*Your task:* Filter the entries that follow, copying every line in which the word "title" appears.

*Items listed in a dataset:*
* * * * *
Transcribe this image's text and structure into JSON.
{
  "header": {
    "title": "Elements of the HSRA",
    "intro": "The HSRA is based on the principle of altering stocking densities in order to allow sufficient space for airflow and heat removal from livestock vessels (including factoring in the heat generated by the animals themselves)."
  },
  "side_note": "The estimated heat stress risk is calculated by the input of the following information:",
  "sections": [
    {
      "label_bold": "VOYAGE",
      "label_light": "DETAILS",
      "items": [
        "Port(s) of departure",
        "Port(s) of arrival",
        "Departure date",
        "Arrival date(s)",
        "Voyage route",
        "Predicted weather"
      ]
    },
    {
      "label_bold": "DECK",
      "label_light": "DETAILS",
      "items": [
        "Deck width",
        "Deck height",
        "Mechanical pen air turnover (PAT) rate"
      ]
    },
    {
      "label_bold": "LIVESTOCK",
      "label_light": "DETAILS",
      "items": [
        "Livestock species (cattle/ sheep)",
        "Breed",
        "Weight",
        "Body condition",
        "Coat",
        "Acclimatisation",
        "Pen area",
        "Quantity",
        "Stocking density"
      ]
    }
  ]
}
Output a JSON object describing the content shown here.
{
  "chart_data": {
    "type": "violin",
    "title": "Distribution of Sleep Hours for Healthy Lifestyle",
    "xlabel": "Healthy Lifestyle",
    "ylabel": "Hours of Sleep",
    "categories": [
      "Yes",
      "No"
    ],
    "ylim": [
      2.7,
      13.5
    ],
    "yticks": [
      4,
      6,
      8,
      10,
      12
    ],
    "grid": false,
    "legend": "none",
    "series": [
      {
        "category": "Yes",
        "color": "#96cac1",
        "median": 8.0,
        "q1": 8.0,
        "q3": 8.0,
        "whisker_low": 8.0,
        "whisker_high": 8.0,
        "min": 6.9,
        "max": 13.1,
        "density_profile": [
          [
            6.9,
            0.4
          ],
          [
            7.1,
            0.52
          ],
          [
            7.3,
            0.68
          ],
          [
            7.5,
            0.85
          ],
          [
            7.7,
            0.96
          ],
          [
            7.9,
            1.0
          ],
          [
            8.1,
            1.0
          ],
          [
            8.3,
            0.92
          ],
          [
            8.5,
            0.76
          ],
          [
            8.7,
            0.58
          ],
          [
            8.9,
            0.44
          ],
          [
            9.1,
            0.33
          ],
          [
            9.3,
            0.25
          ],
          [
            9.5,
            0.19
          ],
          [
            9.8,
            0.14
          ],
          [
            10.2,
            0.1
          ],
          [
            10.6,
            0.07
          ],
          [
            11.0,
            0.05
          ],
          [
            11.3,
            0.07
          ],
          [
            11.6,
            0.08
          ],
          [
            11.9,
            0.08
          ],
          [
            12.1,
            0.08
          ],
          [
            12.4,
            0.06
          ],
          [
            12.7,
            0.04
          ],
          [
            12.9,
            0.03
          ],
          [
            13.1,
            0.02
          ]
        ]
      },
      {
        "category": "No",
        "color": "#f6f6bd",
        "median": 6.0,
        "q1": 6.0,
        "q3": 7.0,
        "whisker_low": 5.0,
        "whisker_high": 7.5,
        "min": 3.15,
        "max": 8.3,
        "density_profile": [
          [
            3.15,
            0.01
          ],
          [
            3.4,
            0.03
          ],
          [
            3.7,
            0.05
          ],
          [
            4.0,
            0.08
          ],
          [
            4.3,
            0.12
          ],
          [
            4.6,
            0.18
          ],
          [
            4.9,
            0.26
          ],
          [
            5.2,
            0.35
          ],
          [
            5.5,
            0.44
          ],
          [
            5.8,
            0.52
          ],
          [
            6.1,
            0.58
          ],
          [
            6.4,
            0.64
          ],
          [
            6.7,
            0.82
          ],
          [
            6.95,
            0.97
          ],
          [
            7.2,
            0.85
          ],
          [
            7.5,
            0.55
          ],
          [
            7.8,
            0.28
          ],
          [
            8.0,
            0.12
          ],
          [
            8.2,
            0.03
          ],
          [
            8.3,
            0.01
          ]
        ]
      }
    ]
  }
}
* * * * *
*Result of this exercise:*
    "title": "Elements of the HSRA",
    "title": "Distribution of Sleep Hours for Healthy Lifestyle",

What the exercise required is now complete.